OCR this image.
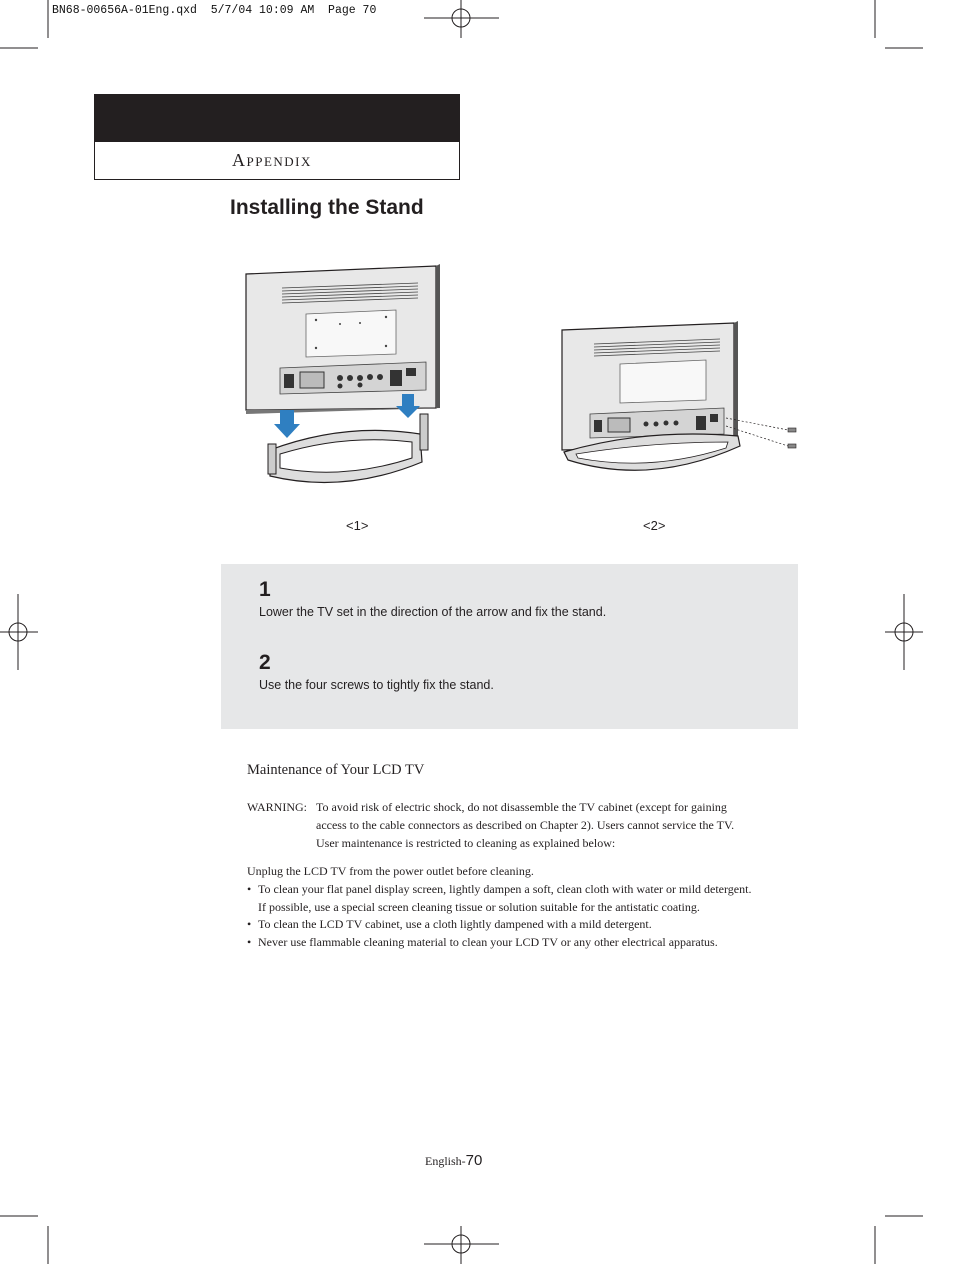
BN68-00656A-01Eng.qxd  5/7/04 10:09 AM  Page 70
APPENDIX
Installing the Stand
<1>	<2>
1
Lower the TV set in the direction of the arrow and fix the stand.
2
Use the four screws to tightly fix the stand.
Maintenance of Your LCD TV
WARNING: To avoid risk of electric shock, do not disassemble the TV cabinet (except for gaining
access to the cable connectors as described on Chapter 2). Users cannot service the TV.
User maintenance is restricted to cleaning as explained below:
Unplug the LCD TV from the power outlet before cleaning.
• To clean your flat panel display screen, lightly dampen a soft, clean cloth with water or mild detergent.
If possible, use a special screen cleaning tissue or solution suitable for the antistatic coating.
• To clean the LCD TV cabinet, use a cloth lightly dampened with a mild detergent.
• Never use flammable cleaning material to clean your LCD TV or any other electrical apparatus.
English-70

────────

Problem statement | Copy every record above exactly, leaving out the pictures.

Output for this task |
OCR this image.
BN68-00656A-01Eng.qxd  5/7/04 10:09 AM  Page 70
APPENDIX
Installing the Stand
<1>	<2>
1
Lower the TV set in the direction of the arrow and fix the stand.
2
Use the four screws to tightly fix the stand.
Maintenance of Your LCD TV
WARNING: To avoid risk of electric shock, do not disassemble the TV cabinet (except for gaining
access to the cable connectors as described on Chapter 2). Users cannot service the TV.
User maintenance is restricted to cleaning as explained below:
Unplug the LCD TV from the power outlet before cleaning.
• To clean your flat panel display screen, lightly dampen a soft, clean cloth with water or mild detergent.
If possible, use a special screen cleaning tissue or solution suitable for the antistatic coating.
• To clean the LCD TV cabinet, use a cloth lightly dampened with a mild detergent.
• Never use flammable cleaning material to clean your LCD TV or any other electrical apparatus.
English-70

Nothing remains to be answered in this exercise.